Aim: Check each line of the records below for the word "JSON" and copy those where it appears.

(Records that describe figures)

--------------------------------

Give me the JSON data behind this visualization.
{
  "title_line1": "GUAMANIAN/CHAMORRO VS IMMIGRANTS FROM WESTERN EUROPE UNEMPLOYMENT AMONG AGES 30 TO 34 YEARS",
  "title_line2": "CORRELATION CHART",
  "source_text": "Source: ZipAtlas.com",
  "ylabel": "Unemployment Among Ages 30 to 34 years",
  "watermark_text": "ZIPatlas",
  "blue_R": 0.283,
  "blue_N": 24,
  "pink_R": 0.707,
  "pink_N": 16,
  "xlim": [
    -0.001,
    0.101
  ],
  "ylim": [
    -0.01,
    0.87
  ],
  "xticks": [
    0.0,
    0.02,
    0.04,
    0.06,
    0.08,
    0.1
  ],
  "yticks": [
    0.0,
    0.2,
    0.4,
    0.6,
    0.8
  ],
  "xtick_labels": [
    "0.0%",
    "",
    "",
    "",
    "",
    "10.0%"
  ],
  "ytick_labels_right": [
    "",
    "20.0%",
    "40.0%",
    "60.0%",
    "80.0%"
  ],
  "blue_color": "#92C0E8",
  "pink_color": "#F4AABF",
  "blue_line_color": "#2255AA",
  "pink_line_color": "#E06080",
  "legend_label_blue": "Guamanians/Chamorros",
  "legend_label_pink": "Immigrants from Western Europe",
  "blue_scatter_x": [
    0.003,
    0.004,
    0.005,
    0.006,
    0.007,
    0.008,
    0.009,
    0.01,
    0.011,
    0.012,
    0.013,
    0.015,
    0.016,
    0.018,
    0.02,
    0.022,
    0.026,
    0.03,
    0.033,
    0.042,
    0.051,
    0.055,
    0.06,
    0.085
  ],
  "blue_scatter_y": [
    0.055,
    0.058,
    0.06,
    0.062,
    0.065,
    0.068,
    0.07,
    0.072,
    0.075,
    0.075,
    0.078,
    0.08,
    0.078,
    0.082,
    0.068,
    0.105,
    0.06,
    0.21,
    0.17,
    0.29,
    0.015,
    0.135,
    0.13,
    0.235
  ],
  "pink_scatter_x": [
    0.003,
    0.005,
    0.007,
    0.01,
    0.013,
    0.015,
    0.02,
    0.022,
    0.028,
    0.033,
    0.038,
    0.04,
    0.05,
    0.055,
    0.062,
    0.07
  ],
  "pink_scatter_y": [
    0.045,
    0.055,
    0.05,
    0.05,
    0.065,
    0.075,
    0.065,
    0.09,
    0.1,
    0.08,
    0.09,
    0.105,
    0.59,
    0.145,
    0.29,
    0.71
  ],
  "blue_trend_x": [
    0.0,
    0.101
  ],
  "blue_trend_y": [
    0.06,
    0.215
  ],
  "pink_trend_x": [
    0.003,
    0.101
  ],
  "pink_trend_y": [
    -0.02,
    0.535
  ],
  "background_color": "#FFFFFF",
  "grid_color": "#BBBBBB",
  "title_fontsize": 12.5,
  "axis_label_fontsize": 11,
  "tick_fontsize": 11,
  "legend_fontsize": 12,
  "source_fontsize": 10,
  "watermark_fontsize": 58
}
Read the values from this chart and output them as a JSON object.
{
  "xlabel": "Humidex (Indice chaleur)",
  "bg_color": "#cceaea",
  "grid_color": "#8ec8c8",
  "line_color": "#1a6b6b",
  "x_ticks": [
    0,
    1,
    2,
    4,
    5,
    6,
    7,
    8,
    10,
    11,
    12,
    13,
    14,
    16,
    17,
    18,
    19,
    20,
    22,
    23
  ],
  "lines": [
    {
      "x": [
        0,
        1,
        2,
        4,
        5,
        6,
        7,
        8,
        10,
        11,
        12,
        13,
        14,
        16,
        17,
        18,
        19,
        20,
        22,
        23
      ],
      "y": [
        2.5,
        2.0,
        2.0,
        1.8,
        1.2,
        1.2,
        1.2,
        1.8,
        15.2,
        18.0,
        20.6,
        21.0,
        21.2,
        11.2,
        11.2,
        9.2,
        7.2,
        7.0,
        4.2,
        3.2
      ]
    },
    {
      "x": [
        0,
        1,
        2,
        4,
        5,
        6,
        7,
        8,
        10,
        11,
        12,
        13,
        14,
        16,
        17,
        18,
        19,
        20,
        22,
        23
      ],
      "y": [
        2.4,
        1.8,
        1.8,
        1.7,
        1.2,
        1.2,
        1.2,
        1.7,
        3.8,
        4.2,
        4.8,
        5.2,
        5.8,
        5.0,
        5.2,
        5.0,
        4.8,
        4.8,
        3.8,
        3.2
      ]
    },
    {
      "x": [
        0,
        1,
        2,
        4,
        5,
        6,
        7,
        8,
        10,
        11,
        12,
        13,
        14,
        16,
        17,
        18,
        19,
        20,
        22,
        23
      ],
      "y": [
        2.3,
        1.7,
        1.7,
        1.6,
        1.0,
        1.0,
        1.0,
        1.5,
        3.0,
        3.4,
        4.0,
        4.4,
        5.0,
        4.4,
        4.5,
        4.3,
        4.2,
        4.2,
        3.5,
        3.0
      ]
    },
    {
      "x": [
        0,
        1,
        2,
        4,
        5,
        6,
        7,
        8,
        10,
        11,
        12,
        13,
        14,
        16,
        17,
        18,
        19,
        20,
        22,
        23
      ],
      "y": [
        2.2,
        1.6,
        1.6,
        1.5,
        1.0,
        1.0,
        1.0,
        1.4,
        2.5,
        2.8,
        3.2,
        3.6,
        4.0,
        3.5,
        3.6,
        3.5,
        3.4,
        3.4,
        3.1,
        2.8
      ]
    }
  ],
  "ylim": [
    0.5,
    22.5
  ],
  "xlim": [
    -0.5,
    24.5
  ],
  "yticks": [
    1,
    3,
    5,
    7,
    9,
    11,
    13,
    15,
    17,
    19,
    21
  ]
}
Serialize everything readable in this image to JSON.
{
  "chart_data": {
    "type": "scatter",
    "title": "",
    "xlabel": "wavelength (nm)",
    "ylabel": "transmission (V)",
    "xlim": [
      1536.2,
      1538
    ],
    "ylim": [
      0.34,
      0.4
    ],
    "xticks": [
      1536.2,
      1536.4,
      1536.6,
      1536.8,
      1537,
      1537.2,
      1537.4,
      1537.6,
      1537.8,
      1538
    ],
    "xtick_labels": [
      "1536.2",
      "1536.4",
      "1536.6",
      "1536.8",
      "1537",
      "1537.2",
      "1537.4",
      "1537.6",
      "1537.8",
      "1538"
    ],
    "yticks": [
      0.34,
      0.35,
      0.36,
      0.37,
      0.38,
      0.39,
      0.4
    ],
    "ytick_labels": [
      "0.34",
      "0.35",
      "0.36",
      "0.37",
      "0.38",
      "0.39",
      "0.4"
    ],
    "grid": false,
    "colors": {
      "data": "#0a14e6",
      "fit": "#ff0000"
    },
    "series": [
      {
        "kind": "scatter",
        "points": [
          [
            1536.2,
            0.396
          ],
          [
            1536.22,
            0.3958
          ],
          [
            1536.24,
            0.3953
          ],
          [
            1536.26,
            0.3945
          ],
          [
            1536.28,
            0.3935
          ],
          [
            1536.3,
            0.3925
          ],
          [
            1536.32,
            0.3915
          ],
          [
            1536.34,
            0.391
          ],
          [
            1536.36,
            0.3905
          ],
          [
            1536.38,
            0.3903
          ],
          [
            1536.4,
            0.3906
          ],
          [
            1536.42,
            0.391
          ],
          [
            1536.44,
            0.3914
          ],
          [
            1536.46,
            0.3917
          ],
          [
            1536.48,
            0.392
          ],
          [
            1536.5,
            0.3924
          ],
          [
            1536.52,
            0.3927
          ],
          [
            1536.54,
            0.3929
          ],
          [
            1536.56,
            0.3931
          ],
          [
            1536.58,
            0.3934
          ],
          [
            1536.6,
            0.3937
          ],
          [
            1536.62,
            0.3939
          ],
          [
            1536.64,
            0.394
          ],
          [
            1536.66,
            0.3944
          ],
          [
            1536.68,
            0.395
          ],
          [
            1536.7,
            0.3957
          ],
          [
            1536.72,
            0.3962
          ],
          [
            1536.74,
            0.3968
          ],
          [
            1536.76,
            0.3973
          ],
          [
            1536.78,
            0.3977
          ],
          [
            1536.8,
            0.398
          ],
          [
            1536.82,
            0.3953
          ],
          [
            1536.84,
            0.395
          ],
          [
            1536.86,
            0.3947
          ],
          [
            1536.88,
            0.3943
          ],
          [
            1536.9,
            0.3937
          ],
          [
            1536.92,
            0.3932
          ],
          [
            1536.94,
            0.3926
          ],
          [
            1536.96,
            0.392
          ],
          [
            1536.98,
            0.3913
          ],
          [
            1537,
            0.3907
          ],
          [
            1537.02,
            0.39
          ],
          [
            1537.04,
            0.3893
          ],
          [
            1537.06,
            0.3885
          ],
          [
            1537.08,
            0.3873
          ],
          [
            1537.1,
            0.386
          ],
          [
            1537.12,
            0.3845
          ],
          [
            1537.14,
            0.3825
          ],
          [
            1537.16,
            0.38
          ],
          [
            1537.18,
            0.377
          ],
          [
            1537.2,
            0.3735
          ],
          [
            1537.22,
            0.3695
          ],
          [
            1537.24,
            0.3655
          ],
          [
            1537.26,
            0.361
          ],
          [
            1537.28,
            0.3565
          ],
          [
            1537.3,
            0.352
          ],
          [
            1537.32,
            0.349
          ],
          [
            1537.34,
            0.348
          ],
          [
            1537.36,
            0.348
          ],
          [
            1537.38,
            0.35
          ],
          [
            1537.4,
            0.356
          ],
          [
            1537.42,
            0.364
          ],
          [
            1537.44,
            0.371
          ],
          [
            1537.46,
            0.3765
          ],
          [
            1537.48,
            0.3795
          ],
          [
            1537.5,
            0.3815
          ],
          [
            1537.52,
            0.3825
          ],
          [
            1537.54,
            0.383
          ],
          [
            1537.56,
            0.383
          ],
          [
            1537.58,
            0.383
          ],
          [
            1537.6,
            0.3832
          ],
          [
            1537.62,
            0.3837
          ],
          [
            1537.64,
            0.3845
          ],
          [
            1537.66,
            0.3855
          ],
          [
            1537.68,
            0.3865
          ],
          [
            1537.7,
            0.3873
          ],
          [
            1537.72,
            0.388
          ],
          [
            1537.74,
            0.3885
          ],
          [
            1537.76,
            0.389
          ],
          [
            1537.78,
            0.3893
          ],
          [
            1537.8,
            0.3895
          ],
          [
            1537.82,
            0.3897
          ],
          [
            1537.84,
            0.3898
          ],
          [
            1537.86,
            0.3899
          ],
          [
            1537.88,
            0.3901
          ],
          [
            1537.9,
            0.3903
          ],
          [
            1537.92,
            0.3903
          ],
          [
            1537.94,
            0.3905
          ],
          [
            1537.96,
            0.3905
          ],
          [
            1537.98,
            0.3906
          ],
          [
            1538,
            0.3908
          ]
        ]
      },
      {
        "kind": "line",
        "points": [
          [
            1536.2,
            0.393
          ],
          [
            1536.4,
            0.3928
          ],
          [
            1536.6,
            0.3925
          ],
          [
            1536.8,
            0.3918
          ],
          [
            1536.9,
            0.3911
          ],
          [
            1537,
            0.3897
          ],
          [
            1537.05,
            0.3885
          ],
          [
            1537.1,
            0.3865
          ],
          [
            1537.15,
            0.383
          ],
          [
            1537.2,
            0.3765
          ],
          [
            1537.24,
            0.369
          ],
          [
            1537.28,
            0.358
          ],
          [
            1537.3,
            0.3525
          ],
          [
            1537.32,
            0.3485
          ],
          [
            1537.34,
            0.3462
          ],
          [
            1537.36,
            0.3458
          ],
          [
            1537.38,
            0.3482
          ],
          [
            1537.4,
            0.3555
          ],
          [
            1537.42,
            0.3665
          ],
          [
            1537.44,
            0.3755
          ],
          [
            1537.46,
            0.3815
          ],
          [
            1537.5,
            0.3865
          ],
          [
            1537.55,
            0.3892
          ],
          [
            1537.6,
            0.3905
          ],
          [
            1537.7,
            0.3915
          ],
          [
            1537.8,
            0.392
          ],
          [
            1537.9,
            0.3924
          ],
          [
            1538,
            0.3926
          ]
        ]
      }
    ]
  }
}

--------------------------------

Solution to this task:
Give me the JSON data behind this visualization.
Read the values from this chart and output them as a JSON object.
Serialize everything readable in this image to JSON.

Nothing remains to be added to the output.